Instruction -> Find and copy every line in the records that includes the string "People".

Input rows ->
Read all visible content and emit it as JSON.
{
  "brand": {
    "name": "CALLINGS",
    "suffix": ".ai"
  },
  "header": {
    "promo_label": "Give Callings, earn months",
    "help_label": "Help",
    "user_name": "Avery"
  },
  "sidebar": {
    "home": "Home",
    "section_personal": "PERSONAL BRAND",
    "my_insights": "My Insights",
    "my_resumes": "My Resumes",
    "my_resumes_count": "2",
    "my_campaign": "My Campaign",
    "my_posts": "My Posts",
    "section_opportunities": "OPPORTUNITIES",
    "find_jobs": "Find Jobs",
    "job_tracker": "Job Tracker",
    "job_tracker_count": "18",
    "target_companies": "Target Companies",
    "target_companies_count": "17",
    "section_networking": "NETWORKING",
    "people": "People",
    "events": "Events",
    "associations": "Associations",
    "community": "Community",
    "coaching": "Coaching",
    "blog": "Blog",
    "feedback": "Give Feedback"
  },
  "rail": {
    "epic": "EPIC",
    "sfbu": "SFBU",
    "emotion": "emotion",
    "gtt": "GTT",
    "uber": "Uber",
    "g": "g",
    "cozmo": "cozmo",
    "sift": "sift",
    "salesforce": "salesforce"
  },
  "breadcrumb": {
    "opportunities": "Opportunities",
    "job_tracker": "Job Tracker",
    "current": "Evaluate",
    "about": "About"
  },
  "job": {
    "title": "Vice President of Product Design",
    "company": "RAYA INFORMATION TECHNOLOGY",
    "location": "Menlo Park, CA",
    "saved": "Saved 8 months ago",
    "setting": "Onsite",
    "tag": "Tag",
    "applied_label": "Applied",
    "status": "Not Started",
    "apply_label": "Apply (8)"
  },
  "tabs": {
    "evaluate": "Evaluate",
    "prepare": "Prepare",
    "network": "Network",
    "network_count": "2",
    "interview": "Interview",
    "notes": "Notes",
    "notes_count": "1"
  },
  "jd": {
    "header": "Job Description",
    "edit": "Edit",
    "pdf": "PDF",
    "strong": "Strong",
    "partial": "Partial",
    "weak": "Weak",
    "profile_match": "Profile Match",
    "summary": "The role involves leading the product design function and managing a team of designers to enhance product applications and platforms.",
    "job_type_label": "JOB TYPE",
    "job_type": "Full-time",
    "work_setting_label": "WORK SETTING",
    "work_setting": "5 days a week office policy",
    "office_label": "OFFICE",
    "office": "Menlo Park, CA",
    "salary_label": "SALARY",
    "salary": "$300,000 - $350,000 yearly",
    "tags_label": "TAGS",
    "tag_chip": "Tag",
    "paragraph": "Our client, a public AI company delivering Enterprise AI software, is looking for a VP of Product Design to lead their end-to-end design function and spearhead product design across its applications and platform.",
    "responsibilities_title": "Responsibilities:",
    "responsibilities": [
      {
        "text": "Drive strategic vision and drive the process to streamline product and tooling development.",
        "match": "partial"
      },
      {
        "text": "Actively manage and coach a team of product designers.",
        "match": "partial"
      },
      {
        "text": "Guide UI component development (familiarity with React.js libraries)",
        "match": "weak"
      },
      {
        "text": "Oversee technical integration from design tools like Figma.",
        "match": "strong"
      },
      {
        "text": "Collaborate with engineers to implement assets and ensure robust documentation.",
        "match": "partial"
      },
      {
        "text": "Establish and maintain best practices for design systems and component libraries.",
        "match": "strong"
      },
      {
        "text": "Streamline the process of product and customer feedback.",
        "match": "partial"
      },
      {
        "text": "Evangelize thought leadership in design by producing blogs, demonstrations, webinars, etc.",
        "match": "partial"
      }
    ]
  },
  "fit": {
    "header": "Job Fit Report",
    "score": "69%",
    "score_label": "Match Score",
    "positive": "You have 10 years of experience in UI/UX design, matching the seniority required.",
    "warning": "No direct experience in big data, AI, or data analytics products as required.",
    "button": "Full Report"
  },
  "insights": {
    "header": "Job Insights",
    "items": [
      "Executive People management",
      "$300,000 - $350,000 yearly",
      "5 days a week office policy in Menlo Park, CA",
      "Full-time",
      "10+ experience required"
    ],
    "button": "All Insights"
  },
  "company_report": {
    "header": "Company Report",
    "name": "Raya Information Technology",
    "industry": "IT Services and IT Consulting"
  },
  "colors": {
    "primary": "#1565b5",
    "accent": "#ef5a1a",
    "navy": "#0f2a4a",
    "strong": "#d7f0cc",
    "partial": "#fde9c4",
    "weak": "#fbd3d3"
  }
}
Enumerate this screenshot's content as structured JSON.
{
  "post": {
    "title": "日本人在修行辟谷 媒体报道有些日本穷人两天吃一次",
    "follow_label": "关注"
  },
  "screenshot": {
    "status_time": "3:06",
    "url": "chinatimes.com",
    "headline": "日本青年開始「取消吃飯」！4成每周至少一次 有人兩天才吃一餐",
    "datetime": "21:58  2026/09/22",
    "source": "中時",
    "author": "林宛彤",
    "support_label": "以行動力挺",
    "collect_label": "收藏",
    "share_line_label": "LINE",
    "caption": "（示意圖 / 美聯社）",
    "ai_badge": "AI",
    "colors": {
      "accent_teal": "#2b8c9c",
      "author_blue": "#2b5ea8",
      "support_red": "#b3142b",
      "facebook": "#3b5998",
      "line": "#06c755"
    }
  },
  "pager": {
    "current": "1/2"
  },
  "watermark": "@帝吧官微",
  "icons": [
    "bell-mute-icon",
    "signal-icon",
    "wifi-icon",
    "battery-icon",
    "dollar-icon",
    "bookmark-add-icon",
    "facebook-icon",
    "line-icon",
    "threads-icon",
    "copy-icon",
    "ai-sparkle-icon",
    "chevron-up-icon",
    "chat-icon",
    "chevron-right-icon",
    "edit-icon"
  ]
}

Result ->
    "people": "People",
      "Executive People management",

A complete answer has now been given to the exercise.